§ Aim
Among the lines below, count those containing the word "title". Give the number only.

Data entries:
#####

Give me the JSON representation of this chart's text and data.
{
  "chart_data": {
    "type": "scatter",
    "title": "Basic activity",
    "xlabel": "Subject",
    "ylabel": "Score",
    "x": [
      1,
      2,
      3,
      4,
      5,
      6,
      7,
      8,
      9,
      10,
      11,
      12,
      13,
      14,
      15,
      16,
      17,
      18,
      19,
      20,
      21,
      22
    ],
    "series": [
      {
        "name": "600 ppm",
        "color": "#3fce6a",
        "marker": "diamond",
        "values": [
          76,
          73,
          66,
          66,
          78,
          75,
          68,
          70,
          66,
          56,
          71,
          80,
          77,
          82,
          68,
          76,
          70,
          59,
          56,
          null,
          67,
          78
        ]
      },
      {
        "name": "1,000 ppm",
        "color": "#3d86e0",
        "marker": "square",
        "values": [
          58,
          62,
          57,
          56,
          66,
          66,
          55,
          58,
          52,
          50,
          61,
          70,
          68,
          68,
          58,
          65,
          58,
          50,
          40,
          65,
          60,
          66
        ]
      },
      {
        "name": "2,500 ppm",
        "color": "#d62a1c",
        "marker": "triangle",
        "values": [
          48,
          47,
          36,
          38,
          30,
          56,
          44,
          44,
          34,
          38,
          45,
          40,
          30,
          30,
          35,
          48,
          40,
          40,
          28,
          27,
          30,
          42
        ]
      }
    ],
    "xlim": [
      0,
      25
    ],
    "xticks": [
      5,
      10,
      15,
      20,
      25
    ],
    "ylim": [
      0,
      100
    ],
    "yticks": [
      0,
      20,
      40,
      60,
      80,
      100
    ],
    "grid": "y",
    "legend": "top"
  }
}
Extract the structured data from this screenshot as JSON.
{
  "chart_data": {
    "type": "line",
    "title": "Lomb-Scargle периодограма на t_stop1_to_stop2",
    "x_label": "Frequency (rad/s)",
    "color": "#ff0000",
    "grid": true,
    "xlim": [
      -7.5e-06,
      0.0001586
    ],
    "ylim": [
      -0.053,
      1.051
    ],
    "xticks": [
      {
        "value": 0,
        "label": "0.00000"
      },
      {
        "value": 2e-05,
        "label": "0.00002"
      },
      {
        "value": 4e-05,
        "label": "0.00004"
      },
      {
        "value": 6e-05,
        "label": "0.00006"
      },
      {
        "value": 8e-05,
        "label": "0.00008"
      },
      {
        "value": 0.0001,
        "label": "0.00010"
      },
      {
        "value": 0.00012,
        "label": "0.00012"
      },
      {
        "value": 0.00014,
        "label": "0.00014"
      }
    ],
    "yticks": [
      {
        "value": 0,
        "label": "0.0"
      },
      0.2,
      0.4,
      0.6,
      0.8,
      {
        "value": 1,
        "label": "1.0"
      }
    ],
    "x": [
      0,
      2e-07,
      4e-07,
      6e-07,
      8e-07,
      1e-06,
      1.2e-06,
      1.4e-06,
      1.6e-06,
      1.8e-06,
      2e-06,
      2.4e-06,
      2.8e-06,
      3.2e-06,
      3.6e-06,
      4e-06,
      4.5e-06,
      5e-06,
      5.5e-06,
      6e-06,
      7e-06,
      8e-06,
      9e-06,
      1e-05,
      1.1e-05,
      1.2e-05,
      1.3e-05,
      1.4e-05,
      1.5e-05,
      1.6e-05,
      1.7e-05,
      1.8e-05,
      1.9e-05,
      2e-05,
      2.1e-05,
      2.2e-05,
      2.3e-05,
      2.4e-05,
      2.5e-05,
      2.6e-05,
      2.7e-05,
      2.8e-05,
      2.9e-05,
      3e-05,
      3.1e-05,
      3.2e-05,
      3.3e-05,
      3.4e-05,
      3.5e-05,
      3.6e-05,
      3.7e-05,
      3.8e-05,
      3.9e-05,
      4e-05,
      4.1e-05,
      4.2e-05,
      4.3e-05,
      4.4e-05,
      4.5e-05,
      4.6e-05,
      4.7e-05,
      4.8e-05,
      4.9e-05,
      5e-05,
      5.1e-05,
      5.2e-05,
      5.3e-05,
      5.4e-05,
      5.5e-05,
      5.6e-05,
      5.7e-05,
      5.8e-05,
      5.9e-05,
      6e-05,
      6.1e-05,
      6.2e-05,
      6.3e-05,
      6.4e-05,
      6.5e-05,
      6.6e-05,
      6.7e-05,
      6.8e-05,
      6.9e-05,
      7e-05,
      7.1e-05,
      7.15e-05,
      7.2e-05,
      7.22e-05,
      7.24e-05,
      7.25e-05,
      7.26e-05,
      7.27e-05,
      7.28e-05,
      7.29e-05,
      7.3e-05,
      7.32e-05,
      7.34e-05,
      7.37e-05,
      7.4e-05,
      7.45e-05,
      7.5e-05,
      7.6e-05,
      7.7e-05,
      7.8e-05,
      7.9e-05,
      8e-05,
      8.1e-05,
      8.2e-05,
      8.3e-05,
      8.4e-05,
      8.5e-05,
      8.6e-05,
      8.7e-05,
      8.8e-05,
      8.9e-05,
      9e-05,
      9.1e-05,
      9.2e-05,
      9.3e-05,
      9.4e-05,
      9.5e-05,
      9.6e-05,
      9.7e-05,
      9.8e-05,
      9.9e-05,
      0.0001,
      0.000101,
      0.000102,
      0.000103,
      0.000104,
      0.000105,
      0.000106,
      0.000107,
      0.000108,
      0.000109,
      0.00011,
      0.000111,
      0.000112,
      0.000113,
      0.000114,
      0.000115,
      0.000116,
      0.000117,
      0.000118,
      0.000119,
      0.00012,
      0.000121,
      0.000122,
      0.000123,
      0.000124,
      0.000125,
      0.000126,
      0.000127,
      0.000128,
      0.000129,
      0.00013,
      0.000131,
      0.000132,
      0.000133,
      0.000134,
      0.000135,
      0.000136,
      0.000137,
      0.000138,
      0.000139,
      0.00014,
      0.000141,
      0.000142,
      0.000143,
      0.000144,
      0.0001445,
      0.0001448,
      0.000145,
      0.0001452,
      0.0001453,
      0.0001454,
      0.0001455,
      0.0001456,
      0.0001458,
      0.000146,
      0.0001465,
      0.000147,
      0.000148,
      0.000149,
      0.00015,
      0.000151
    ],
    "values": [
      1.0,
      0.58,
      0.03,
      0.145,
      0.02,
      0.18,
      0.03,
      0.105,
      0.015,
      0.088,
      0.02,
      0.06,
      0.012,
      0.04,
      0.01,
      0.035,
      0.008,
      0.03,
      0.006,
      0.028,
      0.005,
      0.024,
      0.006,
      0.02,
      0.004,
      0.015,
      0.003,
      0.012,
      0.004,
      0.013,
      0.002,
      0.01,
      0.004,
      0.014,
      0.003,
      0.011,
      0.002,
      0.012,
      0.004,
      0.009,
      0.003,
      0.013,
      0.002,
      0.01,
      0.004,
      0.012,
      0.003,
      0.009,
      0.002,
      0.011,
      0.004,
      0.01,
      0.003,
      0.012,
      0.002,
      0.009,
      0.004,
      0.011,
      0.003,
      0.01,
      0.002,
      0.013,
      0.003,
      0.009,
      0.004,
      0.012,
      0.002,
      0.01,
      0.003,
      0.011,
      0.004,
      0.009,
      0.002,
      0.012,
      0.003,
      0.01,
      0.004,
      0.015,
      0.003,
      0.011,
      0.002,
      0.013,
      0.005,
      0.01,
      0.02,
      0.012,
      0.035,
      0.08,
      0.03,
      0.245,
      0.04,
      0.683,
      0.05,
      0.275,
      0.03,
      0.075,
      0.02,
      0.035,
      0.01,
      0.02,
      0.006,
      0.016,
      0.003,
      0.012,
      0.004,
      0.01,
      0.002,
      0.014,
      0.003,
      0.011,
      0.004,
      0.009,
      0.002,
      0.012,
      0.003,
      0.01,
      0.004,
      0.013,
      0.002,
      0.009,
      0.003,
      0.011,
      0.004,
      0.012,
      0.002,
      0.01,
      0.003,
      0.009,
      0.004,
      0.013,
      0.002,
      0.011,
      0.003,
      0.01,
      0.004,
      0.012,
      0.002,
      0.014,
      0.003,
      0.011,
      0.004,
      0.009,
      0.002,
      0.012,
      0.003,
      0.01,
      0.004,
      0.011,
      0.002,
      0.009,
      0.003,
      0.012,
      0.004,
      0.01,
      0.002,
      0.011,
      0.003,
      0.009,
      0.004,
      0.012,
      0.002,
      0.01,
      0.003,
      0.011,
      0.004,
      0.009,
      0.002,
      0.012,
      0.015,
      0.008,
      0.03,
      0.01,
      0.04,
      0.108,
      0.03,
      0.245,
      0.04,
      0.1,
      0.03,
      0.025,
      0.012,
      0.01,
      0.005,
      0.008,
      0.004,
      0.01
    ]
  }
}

#####

§ Task solution
2